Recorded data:
• • • • • • •

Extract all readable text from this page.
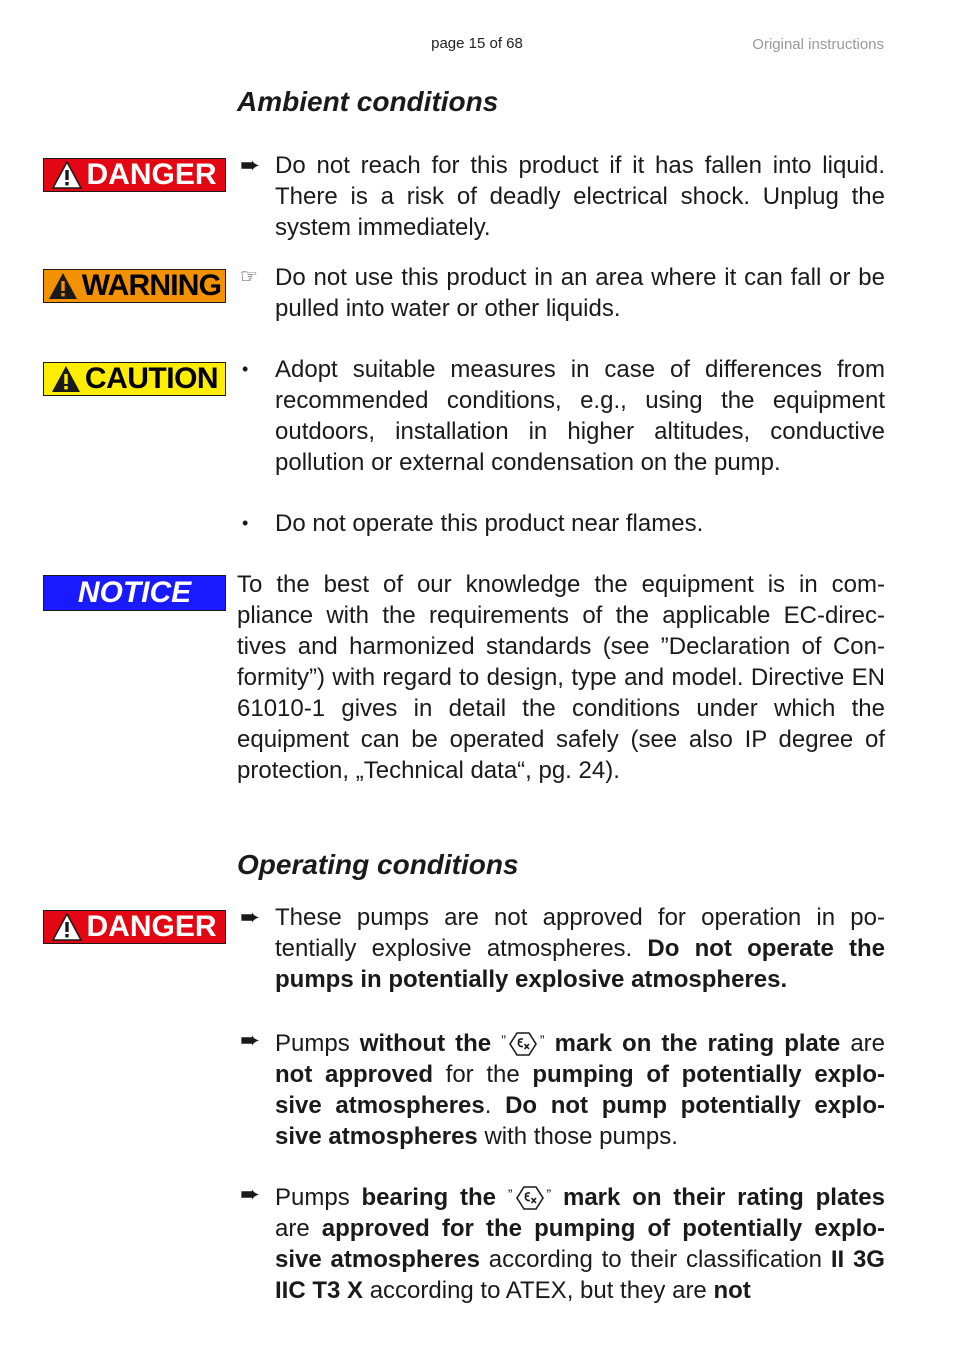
page 15 of 68	Original instructions
Ambient conditions
DANGER ➨ Do not reach for this product if it has fallen into liquid. There is a risk of deadly electrical shock. Unplug the system immediately.
WARNING ☞ Do not use this product in an area where it can fall or be pulled into water or other liquids.
CAUTION •	Adopt suitable measures in case of differences from recommended conditions, e.g., using the equipment outdoors, installation in higher altitudes, conductive pollution or external condensation on the pump.
•	Do not operate this product near flames.
NOTICE To the best of our knowledge the equipment is in com-pliance with the requirements of the applicable EC-direc-tives and harmonized standards (see ”Declaration of Con-formity”) with regard to design, type and model. Directive EN 61010-1 gives in detail the conditions under which the equipment can be operated safely (see also IP degree of protection, „Technical data“, pg. 24).
Operating conditions
DANGER ➨ These pumps are not approved for operation in po-tentially explosive atmospheres. Do not operate the pumps in potentially explosive atmospheres.
➨ Pumps without the ” ” mark on the rating plate are not approved for the pumping of potentially explo-sive atmospheres. Do not pump potentially explo-sive atmospheres with those pumps.
➨ Pumps bearing the ” ” mark on their rating plates are approved for the pumping of potentially explo-sive atmospheres according to their classification II 3G IIC T3 X according to ATEX, but they are not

• • • • • • •

- _EXERCISE DESCRIPTION_
Above are the records. Copy every line in them holding "product".

- _FINAL RESULT_
DANGER ➨ Do not reach for this product if it has fallen into liquid. There is a risk of deadly electrical shock. Unplug the system immediately.
WARNING ☞ Do not use this product in an area where it can fall or be pulled into water or other liquids.
•	Do not operate this product near flames.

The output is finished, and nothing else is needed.